• Objective:
Your task is to repeat the entries underneath exactly, minus the pictures.
[Begin Rows]
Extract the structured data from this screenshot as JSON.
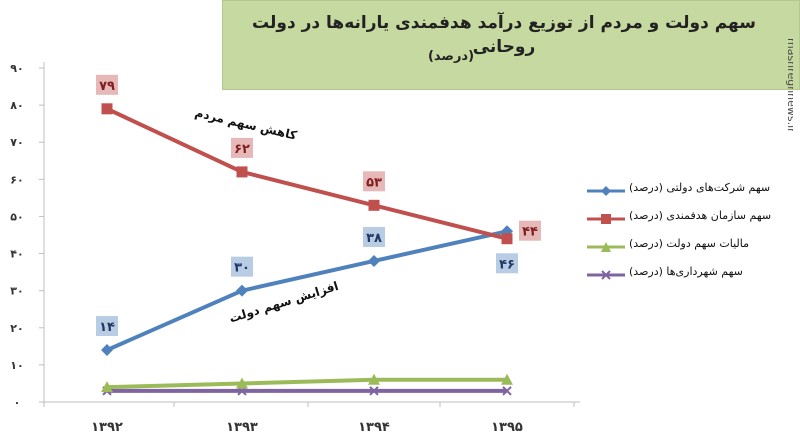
{
  "title": "سهم دولت و مردم از توزیع درآمد هدفمندی یارانه‌ها در دولت روحانی",
  "subtitle": "(درصد)",
  "watermark": {
    "text": "mashreghnews.ir"
  },
  "annotations": [
    "کاهش سهم مردم",
    "افزایش سهم دولت"
  ],
  "chart_data": {
    "type": "line",
    "categories": [
      "۱۳۹۲",
      "۱۳۹۳",
      "۱۳۹۴",
      "۱۳۹۵"
    ],
    "ylim": [
      0,
      90
    ],
    "yticks": [
      0,
      10,
      20,
      30,
      40,
      50,
      60,
      70,
      80,
      90
    ],
    "ytick_labels": [
      "۰",
      "۱۰",
      "۲۰",
      "۳۰",
      "۴۰",
      "۵۰",
      "۶۰",
      "۷۰",
      "۸۰",
      "۹۰"
    ],
    "grid": false,
    "legend_position": "right",
    "series": [
      {
        "name": "سهم شرکت‌های دولتی (درصد)",
        "color": "#4f81bd",
        "marker": "diamond",
        "values": [
          14,
          30,
          38,
          46
        ],
        "labels": [
          "۱۴",
          "۳۰",
          "۳۸",
          "۴۶"
        ],
        "label_bg": "#b8cce4",
        "label_color": "#1f3864"
      },
      {
        "name": "سهم سازمان هدفمندی (درصد)",
        "color": "#c0504d",
        "marker": "square",
        "values": [
          79,
          62,
          53,
          44
        ],
        "labels": [
          "۷۹",
          "۶۲",
          "۵۳",
          "۴۴"
        ],
        "label_bg": "#e6b9b8",
        "label_color": "#7f1f1f"
      },
      {
        "name": "مالیات سهم دولت (درصد)",
        "color": "#9bbb59",
        "marker": "triangle",
        "values": [
          4,
          5,
          6,
          6
        ]
      },
      {
        "name": "سهم شهرداری‌ها (درصد)",
        "color": "#8064a2",
        "marker": "x",
        "values": [
          3,
          3,
          3,
          3
        ]
      }
    ]
  }
}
[End Rows]
• Answer to the task:
Extract the structured data from this screenshot as JSON.
{
  "title": "سهم دولت و مردم از توزیع درآمد هدفمندی یارانه‌ها در دولت روحانی",
  "subtitle": "(درصد)",
  "watermark": {
    "text": "mashreghnews.ir"
  },
  "annotations": [
    "کاهش سهم مردم",
    "افزایش سهم دولت"
  ],
  "chart_data": {
    "type": "line",
    "categories": [
      "۱۳۹۲",
      "۱۳۹۳",
      "۱۳۹۴",
      "۱۳۹۵"
    ],
    "ylim": [
      0,
      90
    ],
    "yticks": [
      0,
      10,
      20,
      30,
      40,
      50,
      60,
      70,
      80,
      90
    ],
    "ytick_labels": [
      "۰",
      "۱۰",
      "۲۰",
      "۳۰",
      "۴۰",
      "۵۰",
      "۶۰",
      "۷۰",
      "۸۰",
      "۹۰"
    ],
    "grid": false,
    "legend_position": "right",
    "series": [
      {
        "name": "سهم شرکت‌های دولتی (درصد)",
        "color": "#4f81bd",
        "marker": "diamond",
        "values": [
          14,
          30,
          38,
          46
        ],
        "labels": [
          "۱۴",
          "۳۰",
          "۳۸",
          "۴۶"
        ],
        "label_bg": "#b8cce4",
        "label_color": "#1f3864"
      },
      {
        "name": "سهم سازمان هدفمندی (درصد)",
        "color": "#c0504d",
        "marker": "square",
        "values": [
          79,
          62,
          53,
          44
        ],
        "labels": [
          "۷۹",
          "۶۲",
          "۵۳",
          "۴۴"
        ],
        "label_bg": "#e6b9b8",
        "label_color": "#7f1f1f"
      },
      {
        "name": "مالیات سهم دولت (درصد)",
        "color": "#9bbb59",
        "marker": "triangle",
        "values": [
          4,
          5,
          6,
          6
        ]
      },
      {
        "name": "سهم شهرداری‌ها (درصد)",
        "color": "#8064a2",
        "marker": "x",
        "values": [
          3,
          3,
          3,
          3
        ]
      }
    ]
  }
}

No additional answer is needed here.